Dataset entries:
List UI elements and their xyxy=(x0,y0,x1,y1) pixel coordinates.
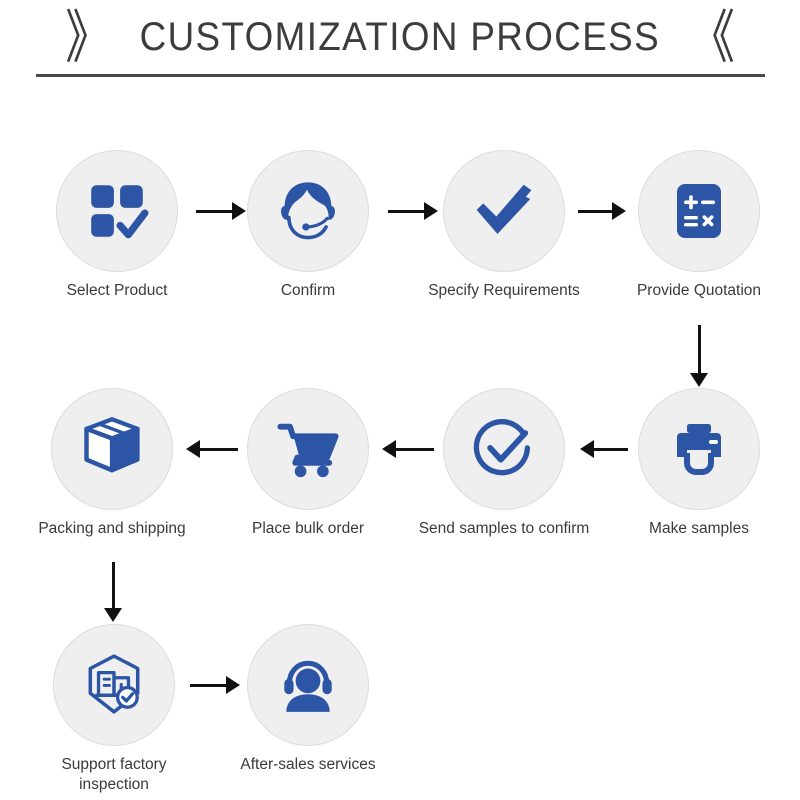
arrow-shaft xyxy=(578,210,612,213)
arrow-head xyxy=(382,440,396,458)
step-provide-quotation[interactable]: Provide Quotation xyxy=(623,150,775,301)
step-after-sales-services[interactable]: After-sales services xyxy=(232,624,384,775)
step-icon-circle xyxy=(247,388,369,510)
arrow-head xyxy=(104,608,122,622)
step-label: Make samples xyxy=(649,519,749,539)
step-label: Provide Quotation xyxy=(637,281,761,301)
title-bracket-left-icon: 》 xyxy=(65,8,111,66)
arrow-step6-to-step7 xyxy=(382,440,434,458)
factory-shield-check-icon xyxy=(81,652,147,718)
page-title: 》 CUSTOMIZATION PROCESS 《 xyxy=(0,8,800,66)
circle-check-icon xyxy=(470,415,538,483)
arrow-step8-to-step9 xyxy=(104,562,122,622)
step-label: Select Product xyxy=(67,281,168,301)
step-label: Place bulk order xyxy=(252,519,364,539)
step-packing-and-shipping[interactable]: Packing and shipping xyxy=(36,388,188,539)
step-label: Specify Requirements xyxy=(428,281,580,301)
step-icon-circle xyxy=(53,624,175,746)
process-row-3: Support factory inspection xyxy=(0,624,800,799)
step-label: Packing and shipping xyxy=(38,519,185,539)
process-flow: Select Product Co xyxy=(0,150,800,799)
calculator-icon xyxy=(667,179,731,243)
headset-agent-icon xyxy=(274,177,342,245)
arrow-head xyxy=(690,373,708,387)
arrow-step7-to-step8 xyxy=(186,440,238,458)
checkmark-icon xyxy=(469,176,539,246)
step-make-samples[interactable]: Make samples xyxy=(623,388,775,539)
step-icon-circle xyxy=(638,150,760,272)
shopping-cart-icon xyxy=(274,415,342,483)
page-header: 》 CUSTOMIZATION PROCESS 《 xyxy=(0,0,800,86)
arrow-shaft xyxy=(388,210,424,213)
arrow-step4-to-step5 xyxy=(690,325,708,387)
step-icon-circle xyxy=(56,150,178,272)
arrow-head xyxy=(580,440,594,458)
package-box-icon xyxy=(78,415,146,483)
page-title-text: CUSTOMIZATION PROCESS xyxy=(140,15,660,60)
step-icon-circle xyxy=(638,388,760,510)
step-icon-circle xyxy=(443,388,565,510)
arrow-head xyxy=(186,440,200,458)
arrow-shaft xyxy=(698,325,701,373)
arrow-shaft xyxy=(190,684,226,687)
step-icon-circle xyxy=(247,150,369,272)
step-place-bulk-order[interactable]: Place bulk order xyxy=(232,388,384,539)
printer-icon xyxy=(667,417,731,481)
step-icon-circle xyxy=(443,150,565,272)
process-row-1: Select Product Co xyxy=(0,150,800,325)
step-confirm[interactable]: Confirm xyxy=(232,150,384,301)
step-label: After-sales services xyxy=(240,755,375,775)
arrow-shaft xyxy=(196,210,232,213)
step-label: Support factory inspection xyxy=(39,755,189,795)
step-send-samples-to-confirm[interactable]: Send samples to confirm xyxy=(428,388,580,539)
grid-check-icon xyxy=(84,178,150,244)
header-divider xyxy=(36,74,765,77)
arrow-shaft xyxy=(112,562,115,608)
arrow-step3-to-step4 xyxy=(578,202,626,220)
step-specify-requirements[interactable]: Specify Requirements xyxy=(428,150,580,301)
headphones-person-icon xyxy=(275,652,341,718)
step-label: Confirm xyxy=(281,281,335,301)
step-label: Send samples to confirm xyxy=(419,519,590,539)
title-bracket-right-icon: 《 xyxy=(689,8,735,66)
step-icon-circle xyxy=(247,624,369,746)
arrow-step5-to-step6 xyxy=(580,440,628,458)
process-row-2: Packing and shipping Place bulk order xyxy=(0,388,800,563)
step-icon-circle xyxy=(51,388,173,510)
step-support-factory-inspection[interactable]: Support factory inspection xyxy=(38,624,190,795)
step-select-product[interactable]: Select Product xyxy=(41,150,193,301)
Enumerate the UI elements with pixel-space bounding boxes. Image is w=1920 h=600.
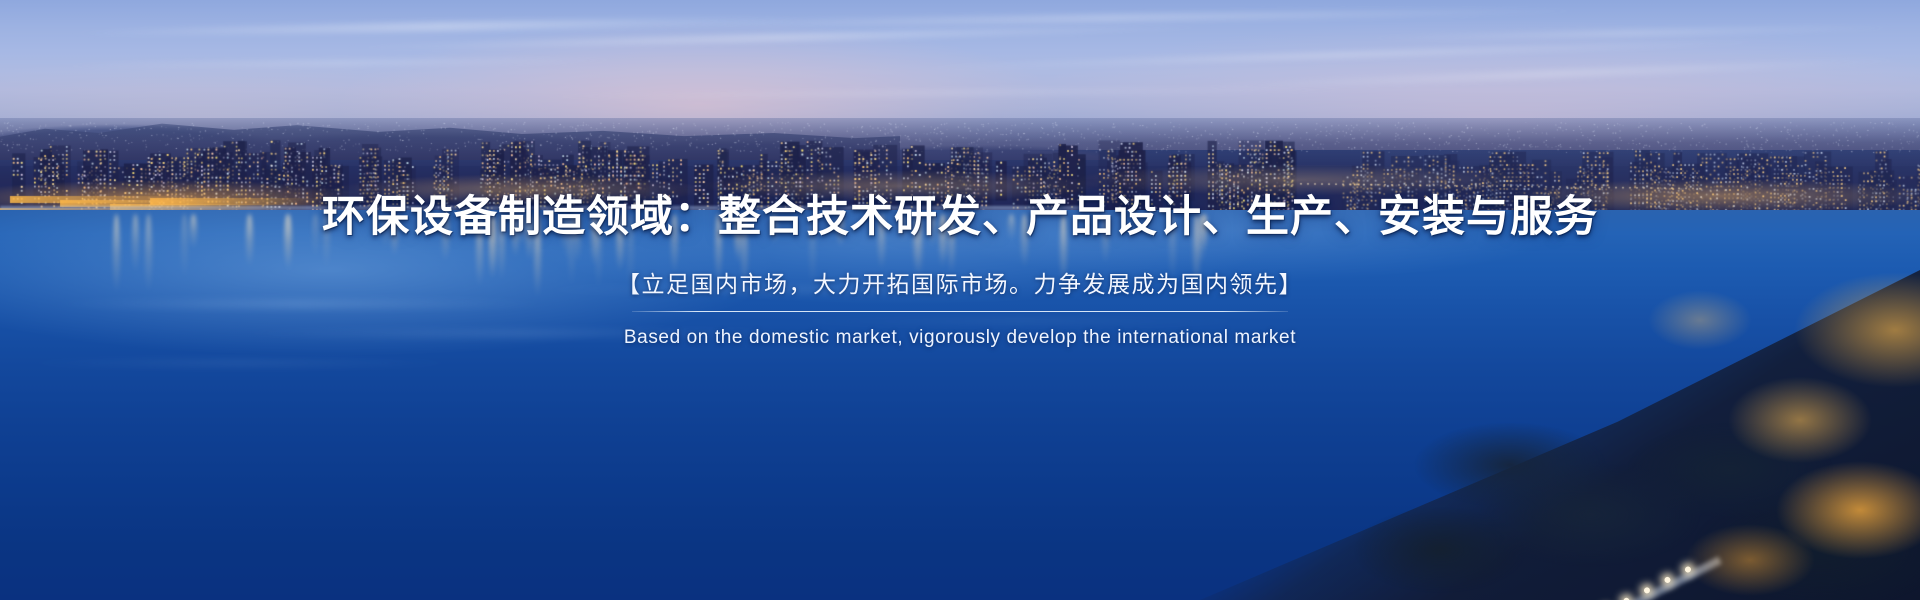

Written request:
Copy the lines of the entries above verbatim, from the line containing "arrow-shaft xyxy=(578,210,612,213)" up to and including the line containing "step-after-sales-services[interactable]: After-sales services".

Finished exercise:
arrow-shaft xyxy=(578,210,612,213)
arrow-head xyxy=(382,440,396,458)
step-provide-quotation[interactable]: Provide Quotation xyxy=(623,150,775,301)
step-after-sales-services[interactable]: After-sales services xyxy=(232,624,384,775)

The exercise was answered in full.